■ WRITTEN EXERCISE ■
Your task is to output the entries below word for word.

■ MATERIAL FOR THIS EXERCISE ■
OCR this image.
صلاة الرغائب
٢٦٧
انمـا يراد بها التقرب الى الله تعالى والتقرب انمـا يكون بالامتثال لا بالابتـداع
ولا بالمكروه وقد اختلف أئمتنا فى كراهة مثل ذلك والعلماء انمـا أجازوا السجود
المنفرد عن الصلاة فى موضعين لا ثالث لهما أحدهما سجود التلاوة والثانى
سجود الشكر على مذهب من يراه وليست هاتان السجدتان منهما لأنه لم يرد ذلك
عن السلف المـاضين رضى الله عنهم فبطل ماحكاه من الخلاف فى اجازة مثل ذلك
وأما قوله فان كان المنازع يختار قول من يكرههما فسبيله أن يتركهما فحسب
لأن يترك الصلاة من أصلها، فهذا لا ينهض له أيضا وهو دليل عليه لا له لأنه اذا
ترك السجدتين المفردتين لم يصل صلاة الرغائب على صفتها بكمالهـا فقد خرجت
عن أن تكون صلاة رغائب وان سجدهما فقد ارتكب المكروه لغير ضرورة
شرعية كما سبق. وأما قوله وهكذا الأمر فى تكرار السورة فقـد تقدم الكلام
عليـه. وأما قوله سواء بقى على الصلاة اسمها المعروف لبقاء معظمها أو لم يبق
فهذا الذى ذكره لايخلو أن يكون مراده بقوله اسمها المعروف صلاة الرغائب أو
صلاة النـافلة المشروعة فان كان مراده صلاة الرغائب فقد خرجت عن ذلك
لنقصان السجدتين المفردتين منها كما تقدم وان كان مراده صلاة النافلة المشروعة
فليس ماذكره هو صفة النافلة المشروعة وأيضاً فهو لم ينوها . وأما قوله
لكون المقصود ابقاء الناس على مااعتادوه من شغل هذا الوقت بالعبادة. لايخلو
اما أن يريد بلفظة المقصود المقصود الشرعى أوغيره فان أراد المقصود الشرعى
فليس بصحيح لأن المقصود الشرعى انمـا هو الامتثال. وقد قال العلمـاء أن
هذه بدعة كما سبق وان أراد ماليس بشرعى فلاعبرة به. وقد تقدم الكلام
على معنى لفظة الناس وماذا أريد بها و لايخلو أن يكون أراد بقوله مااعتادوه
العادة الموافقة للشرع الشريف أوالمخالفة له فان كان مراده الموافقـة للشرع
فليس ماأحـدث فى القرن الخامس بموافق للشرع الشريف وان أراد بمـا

■ COMPLETE RESPONSE ■
OCR this image.
صلاة الرغائب
٢٦٧
انمـا يراد بها التقرب الى الله تعالى والتقرب انمـا يكون بالامتثال لا بالابتـداع
ولا بالمكروه وقد اختلف أئمتنا فى كراهة مثل ذلك والعلماء انمـا أجازوا السجود
المنفرد عن الصلاة فى موضعين لا ثالث لهما أحدهما سجود التلاوة والثانى
سجود الشكر على مذهب من يراه وليست هاتان السجدتان منهما لأنه لم يرد ذلك
عن السلف المـاضين رضى الله عنهم فبطل ماحكاه من الخلاف فى اجازة مثل ذلك
وأما قوله فان كان المنازع يختار قول من يكرههما فسبيله أن يتركهما فحسب
لأن يترك الصلاة من أصلها، فهذا لا ينهض له أيضا وهو دليل عليه لا له لأنه اذا
ترك السجدتين المفردتين لم يصل صلاة الرغائب على صفتها بكمالهـا فقد خرجت
عن أن تكون صلاة رغائب وان سجدهما فقد ارتكب المكروه لغير ضرورة
شرعية كما سبق. وأما قوله وهكذا الأمر فى تكرار السورة فقـد تقدم الكلام
عليـه. وأما قوله سواء بقى على الصلاة اسمها المعروف لبقاء معظمها أو لم يبق
فهذا الذى ذكره لايخلو أن يكون مراده بقوله اسمها المعروف صلاة الرغائب أو
صلاة النـافلة المشروعة فان كان مراده صلاة الرغائب فقد خرجت عن ذلك
لنقصان السجدتين المفردتين منها كما تقدم وان كان مراده صلاة النافلة المشروعة
فليس ماذكره هو صفة النافلة المشروعة وأيضاً فهو لم ينوها . وأما قوله
لكون المقصود ابقاء الناس على مااعتادوه من شغل هذا الوقت بالعبادة. لايخلو
اما أن يريد بلفظة المقصود المقصود الشرعى أوغيره فان أراد المقصود الشرعى
فليس بصحيح لأن المقصود الشرعى انمـا هو الامتثال. وقد قال العلمـاء أن
هذه بدعة كما سبق وان أراد ماليس بشرعى فلاعبرة به. وقد تقدم الكلام
على معنى لفظة الناس وماذا أريد بها و لايخلو أن يكون أراد بقوله مااعتادوه
العادة الموافقة للشرع الشريف أوالمخالفة له فان كان مراده الموافقـة للشرع
فليس ماأحـدث فى القرن الخامس بموافق للشرع الشريف وان أراد بمـا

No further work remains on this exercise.